WHAT THE TASK REQUIRES: Which lines include the word "content"? Copy each of them.

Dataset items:
__________________________________________________
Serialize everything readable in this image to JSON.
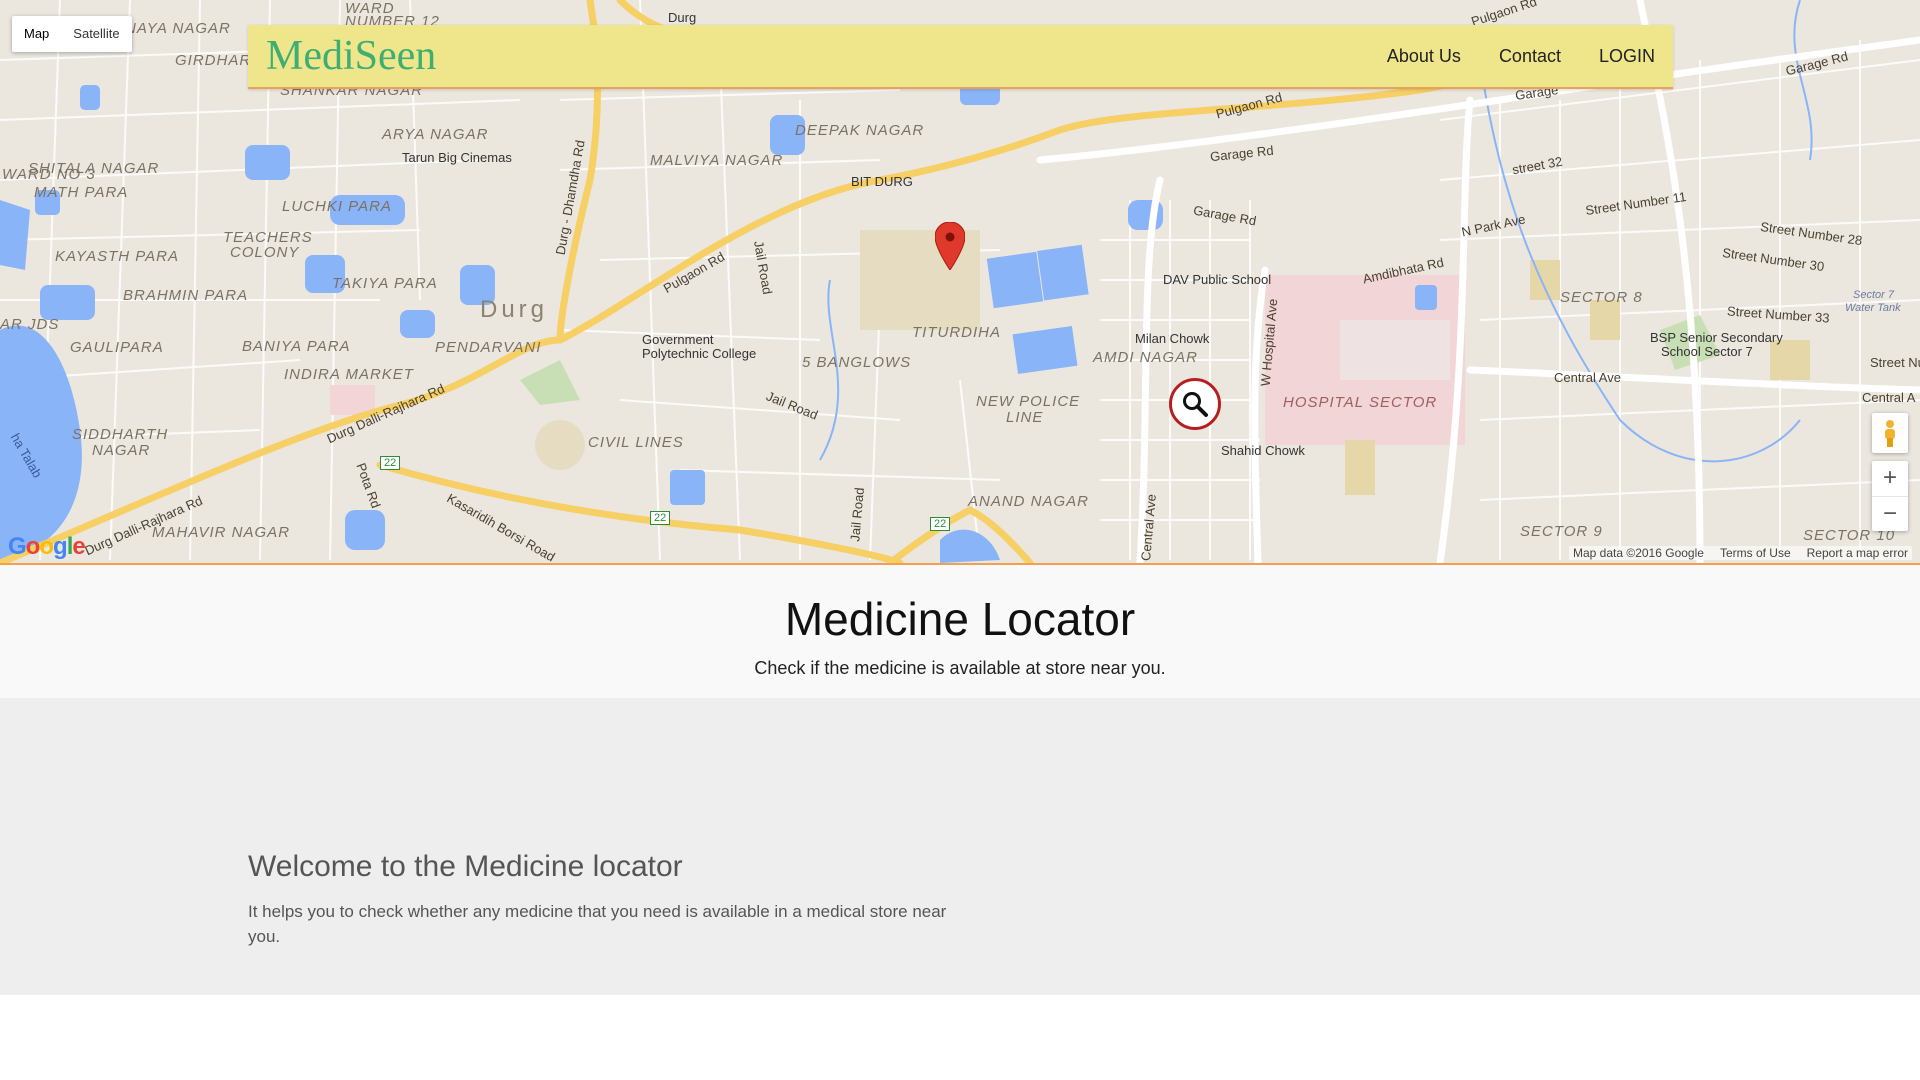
{
  "map": {
    "type_control": {
      "map": "Map",
      "satellite": "Satellite"
    },
    "labels": {
      "naya_nagar": "NAYA NAGAR",
      "ward_no": "WARD",
      "number_12": "NUMBER 12",
      "durg_station": "Durg",
      "girdhar": "GIRDHAR",
      "shankar_nagar": "SHANKAR NAGAR",
      "arya_nagar": "ARYA NAGAR",
      "tarun_cinemas": "Tarun Big Cinemas",
      "malviya_nagar": "MALVIYA NAGAR",
      "deepak_nagar": "DEEPAK NAGAR",
      "shitala_nagar": "SHITALA NAGAR",
      "ward_no_3": "WARD NO 3",
      "math_para": "MATH PARA",
      "luchki_para": "LUCHKI PARA",
      "teachers_colony_1": "TEACHERS",
      "teachers_colony_2": "COLONY",
      "kayasth_para": "KAYASTH PARA",
      "takiya_para": "TAKIYA PARA",
      "brahmin_para": "BRAHMIN PARA",
      "durg_big": "Durg",
      "gaulipara": "GAULIPARA",
      "baniya_para": "BANIYA PARA",
      "pendarvani": "PENDARVANI",
      "indira_market": "INDIRA MARKET",
      "siddharth_nagar_1": "SIDDHARTH",
      "siddharth_nagar_2": "NAGAR",
      "civil_lines": "CIVIL LINES",
      "mahavir_nagar": "MAHAVIR NAGAR",
      "bit_durg": "BIT DURG",
      "govt_poly_1": "Government",
      "govt_poly_2": "Polytechnic College",
      "titurdiha": "TITURDIHA",
      "five_banglows": "5 BANGLOWS",
      "amdi_nagar": "AMDI NAGAR",
      "new_police_line_1": "NEW POLICE",
      "new_police_line_2": "LINE",
      "anand_nagar": "ANAND NAGAR",
      "milan_chowk": "Milan Chowk",
      "dav_school": "DAV Public School",
      "shahid_chowk": "Shahid Chowk",
      "hospital_sector": "HOSPITAL SECTOR",
      "sector_8": "SECTOR 8",
      "sector_9": "SECTOR 9",
      "sector_10": "SECTOR 10",
      "sector_7_water_1": "Sector 7",
      "sector_7_water_2": "Water Tank",
      "bsp_school_1": "BSP Senior Secondary",
      "bsp_school_2": "School Sector 7",
      "pulgaon_rd": "Pulgaon Rd",
      "pulgaon_rd_2": "Pulgaon Rd",
      "pulgaon_rd_3": "Pulgaon Rd",
      "garage_rd_1": "Garage Rd",
      "garage_rd_2": "Garage Rd",
      "garage_rd_3": "Garage Rd",
      "garage_rd_4": "Garage",
      "durg_dhamdha_rd": "Durg - Dhamdha Rd",
      "jail_road_1": "Jail Road",
      "jail_road_2": "Jail Road",
      "jail_road_3": "Jail Road",
      "durg_dalli_rd_1": "Durg Dalli-Rajhara Rd",
      "durg_dalli_rd_2": "Durg Dalli-Rajhara Rd",
      "kasaridih_rd": "Kasaridih Borsi Road",
      "pota_rd": "Pota Rd",
      "central_ave_1": "Central Ave",
      "central_ave_2": "Central Ave",
      "central_ave_3": "Central A",
      "w_hospital_ave": "W Hospital Ave",
      "amdibhata_rd": "Amdibhata Rd",
      "n_park_ave": "N Park Ave",
      "street_32": "street 32",
      "street_11": "Street Number 11",
      "street_28": "Street Number 28",
      "street_30": "Street Number 30",
      "street_33": "Street Number 33",
      "street_nu": "Street Nu",
      "talab": "ha Talab",
      "ar_jds": "AR JDS",
      "hwy_22": "22"
    },
    "footer": {
      "map_data": "Map data ©2016 Google",
      "terms": "Terms of Use",
      "report": "Report a map error"
    },
    "logo": [
      "G",
      "o",
      "o",
      "g",
      "l",
      "e"
    ],
    "zoom": {
      "in": "+",
      "out": "−"
    }
  },
  "navbar": {
    "brand": "MediSeen",
    "links": {
      "about": "About Us",
      "contact": "Contact",
      "login": "LOGIN"
    }
  },
  "header": {
    "title": "Medicine Locator",
    "subtitle": "Check if the medicine is available at store near you."
  },
  "welcome": {
    "heading": "Welcome to the Medicine locator",
    "text": "It helps you to check whether any medicine that you need is available in a medical store near you."
  },
  "colors": {
    "brand_green": "#3fae72",
    "navbar_bg": "#efe68b",
    "navbar_border": "#e3a35a",
    "map_bg": "#ebe7df",
    "water": "#8ab4f8",
    "highway": "#f6cf65",
    "marker_red": "#e0392b"
  }
}
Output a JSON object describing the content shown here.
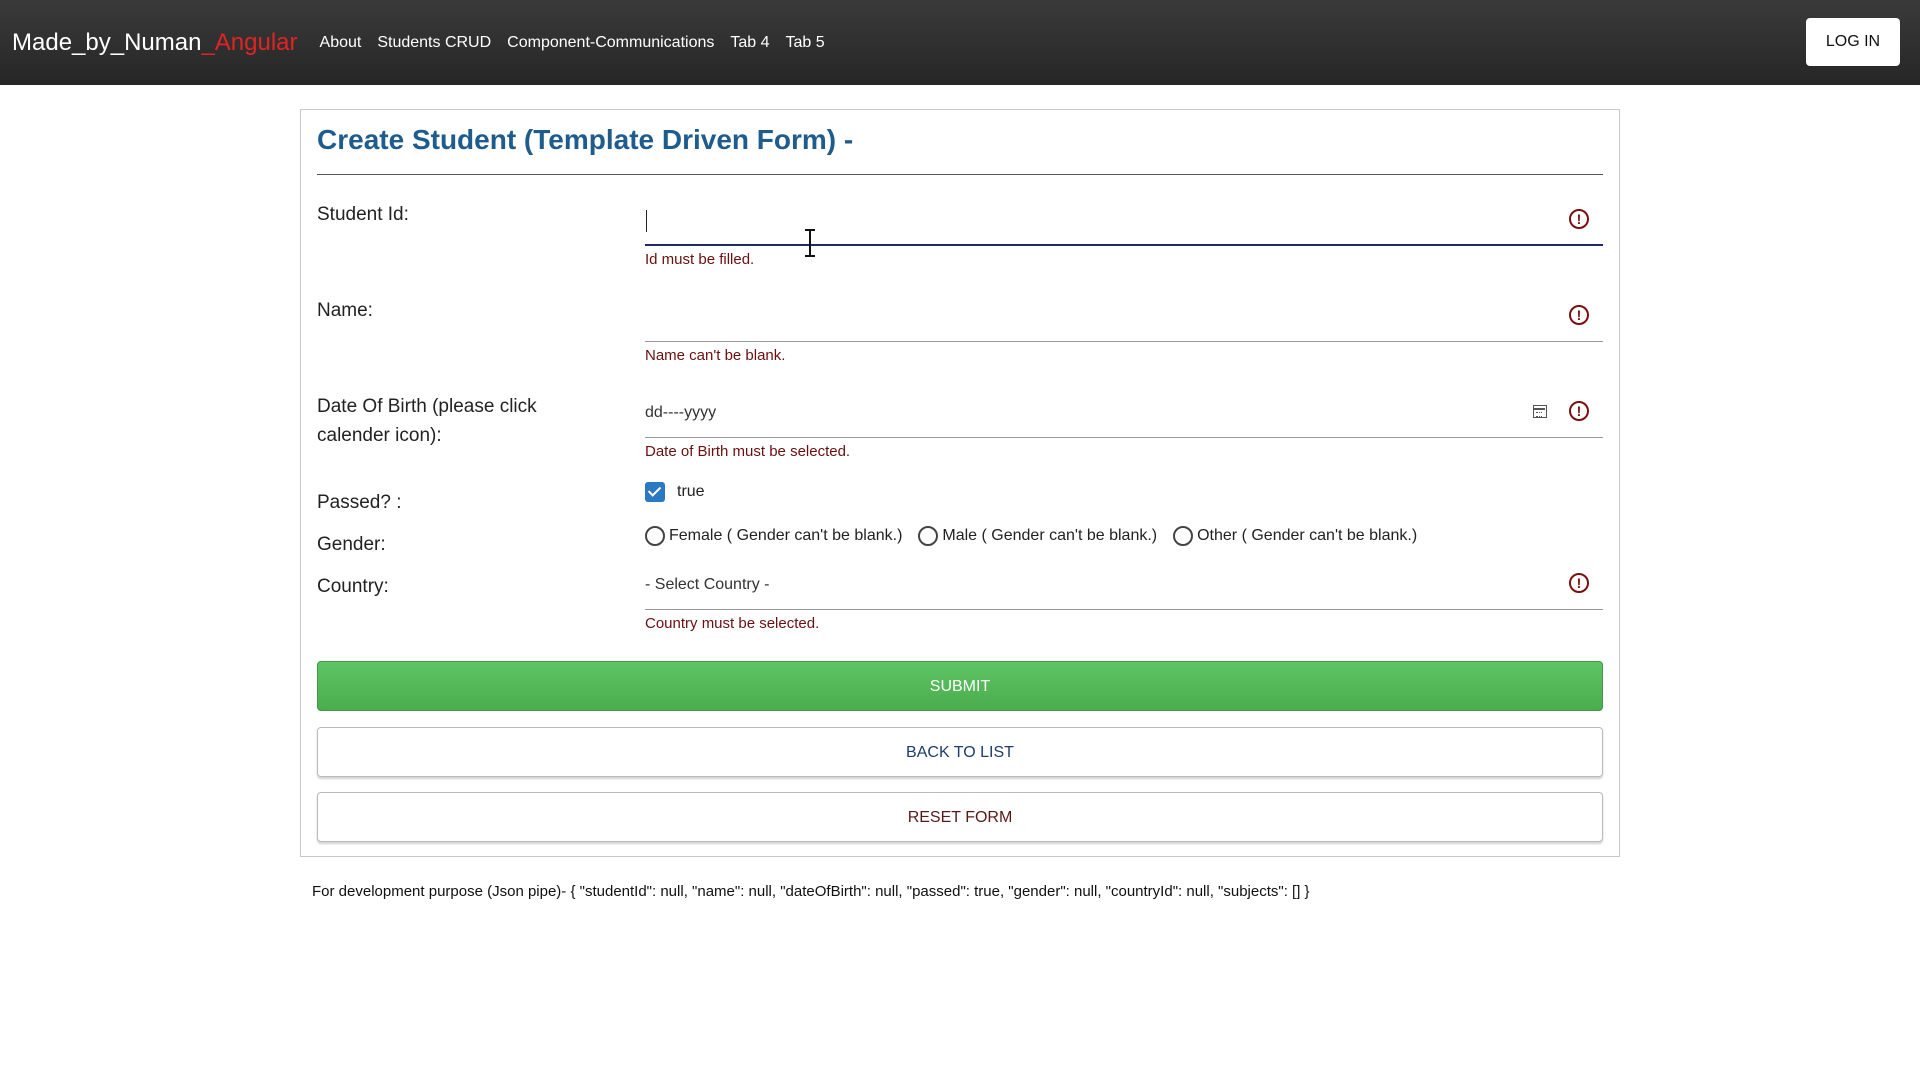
{
  "navbar": {
    "brand_main": "Made_by_Numan",
    "brand_accent": "_Angular",
    "links": [
      "About",
      "Students CRUD",
      "Component-Communications",
      "Tab 4",
      "Tab 5"
    ],
    "login_label": "LOG IN"
  },
  "form": {
    "title": "Create Student (Template Driven Form) -",
    "student_id": {
      "label": "Student Id:",
      "value": "",
      "error": "Id must be filled."
    },
    "name": {
      "label": "Name:",
      "value": "",
      "error": "Name can't be blank."
    },
    "dob": {
      "label_line1": "Date Of Birth (please click",
      "label_line2": "calender icon):",
      "placeholder": "dd----yyyy",
      "error": "Date of Birth must be selected."
    },
    "passed": {
      "label": "Passed? :",
      "checked": true,
      "option_label": "true"
    },
    "gender": {
      "label": "Gender:",
      "options": [
        "Female ( Gender can't be blank.)",
        "Male ( Gender can't be blank.)",
        "Other ( Gender can't be blank.)"
      ]
    },
    "country": {
      "label": "Country:",
      "selected": "- Select Country -",
      "error": "Country must be selected."
    },
    "buttons": {
      "submit": "SUBMIT",
      "back": "BACK TO LIST",
      "reset": "RESET FORM"
    }
  },
  "dev_note": "For development purpose (Json pipe)- { \"studentId\": null, \"name\": null, \"dateOfBirth\": null, \"passed\": true, \"gender\": null, \"countryId\": null, \"subjects\": [] }",
  "icons": {
    "error": "exclamation-circle-icon",
    "calendar": "calendar-icon"
  },
  "colors": {
    "title": "#1e5c8e",
    "brand_accent": "#e02424",
    "submit": "#4aad4e",
    "error": "#6b0f0f"
  }
}
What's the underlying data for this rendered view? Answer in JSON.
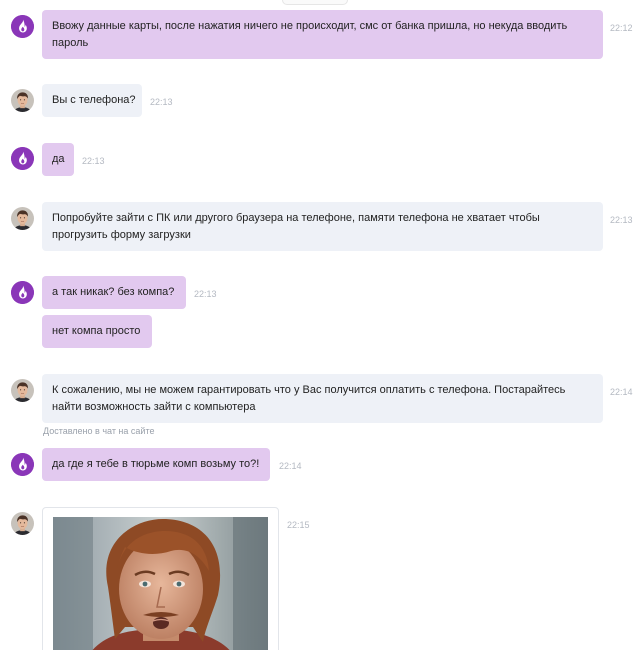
{
  "messages": [
    {
      "sender": "user",
      "text_line1": "Ввожу данные карты, после нажатия ничего не происходит, смс от банка пришла, но некуда вводить",
      "text_line2": "пароль",
      "time": "22:12"
    },
    {
      "sender": "operator",
      "text": "Вы с телефона?",
      "time": "22:13"
    },
    {
      "sender": "user",
      "text": "да",
      "time": "22:13"
    },
    {
      "sender": "operator",
      "text_line1": "Попробуйте зайти с ПК или другого браузера на телефоне, памяти телефона не хватает чтобы",
      "text_line2": "прогрузить форму загрузки",
      "time": "22:13"
    },
    {
      "sender": "user",
      "text": "а так никак? без компа?",
      "time": "22:13"
    },
    {
      "sender": "user",
      "text": "нет компа просто"
    },
    {
      "sender": "operator",
      "text_line1": "К сожалению, мы не можем гарантировать что у Вас получится оплатить с телефона. Постарайтесь",
      "text_line2": "найти возможность зайти с компьютера",
      "time": "22:14"
    },
    {
      "sender": "user",
      "text": "да где я тебе в тюрьме комп возьму то?!",
      "time": "22:14"
    },
    {
      "sender": "operator",
      "type": "image",
      "time": "22:15"
    }
  ],
  "delivered_note": "Доставлено в чат на сайте",
  "colors": {
    "user_bubble": "#e2c9ef",
    "operator_bubble": "#eef1f7",
    "user_avatar": "#8a36b8",
    "timestamp": "#b4b9c2"
  },
  "icons": {
    "user_avatar": "flame-logo-icon",
    "operator_avatar": "operator-photo-avatar"
  }
}
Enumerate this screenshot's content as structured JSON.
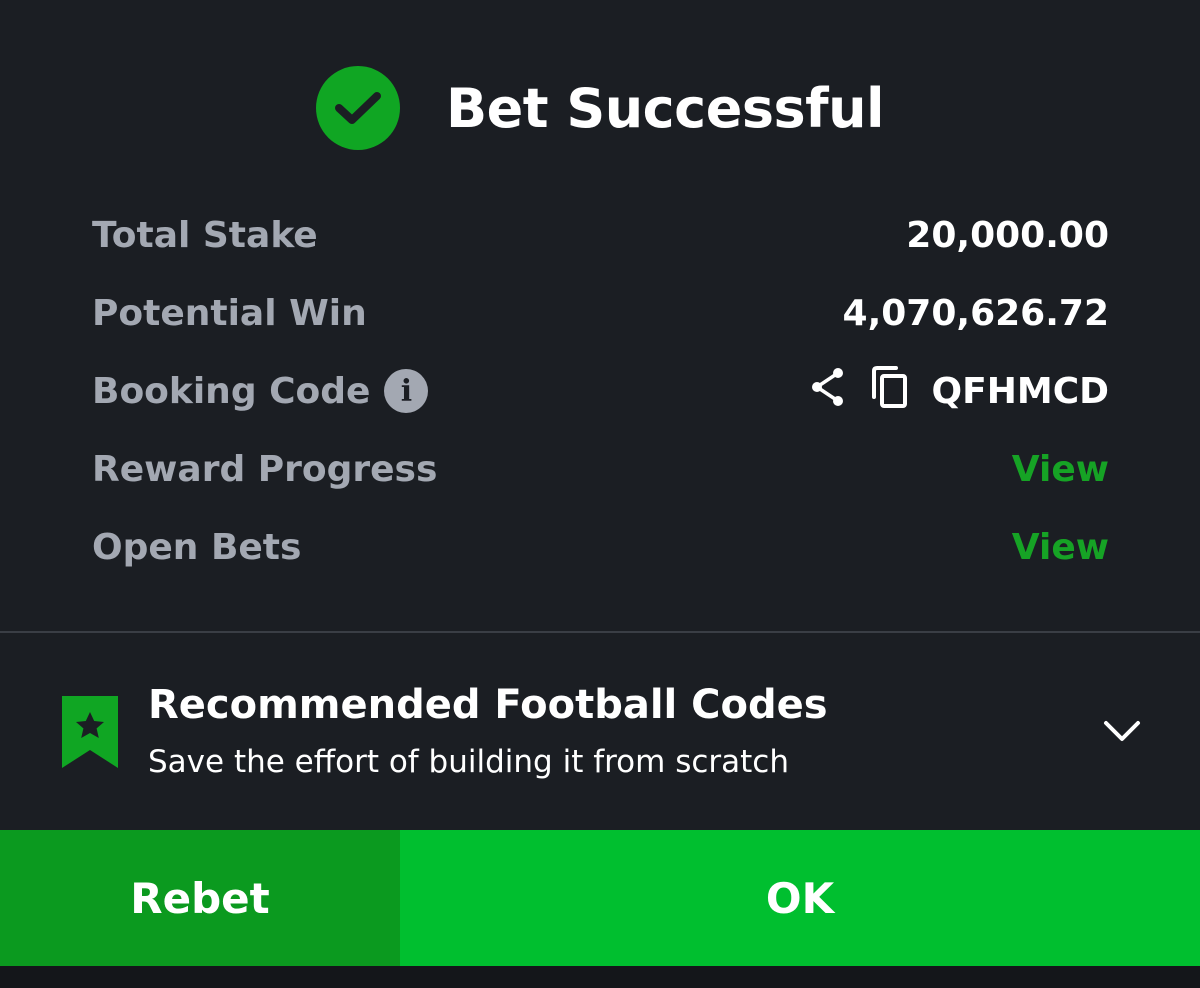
{
  "header": {
    "title": "Bet Successful",
    "icon": "check-circle-icon"
  },
  "summary": {
    "total_stake": {
      "label": "Total Stake",
      "value": "20,000.00"
    },
    "potential_win": {
      "label": "Potential Win",
      "value": "4,070,626.72"
    },
    "booking_code": {
      "label": "Booking Code",
      "value": "QFHMCD",
      "info_glyph": "i"
    },
    "reward_progress": {
      "label": "Reward Progress",
      "link": "View"
    },
    "open_bets": {
      "label": "Open Bets",
      "link": "View"
    }
  },
  "recommended": {
    "title": "Recommended Football Codes",
    "subtitle": "Save the effort of building it from scratch"
  },
  "buttons": {
    "rebet": "Rebet",
    "ok": "OK"
  },
  "colors": {
    "background": "#1b1e23",
    "accent_green": "#00bf2f",
    "rebet_green": "#0b9a1f",
    "link_green": "#16a325",
    "label_gray": "#a3a8b2"
  }
}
__________________________________________________
RESPONSE BELOW:
Output a JSON object describing the content shown here.
Enumerate this screenshot's content as structured JSON.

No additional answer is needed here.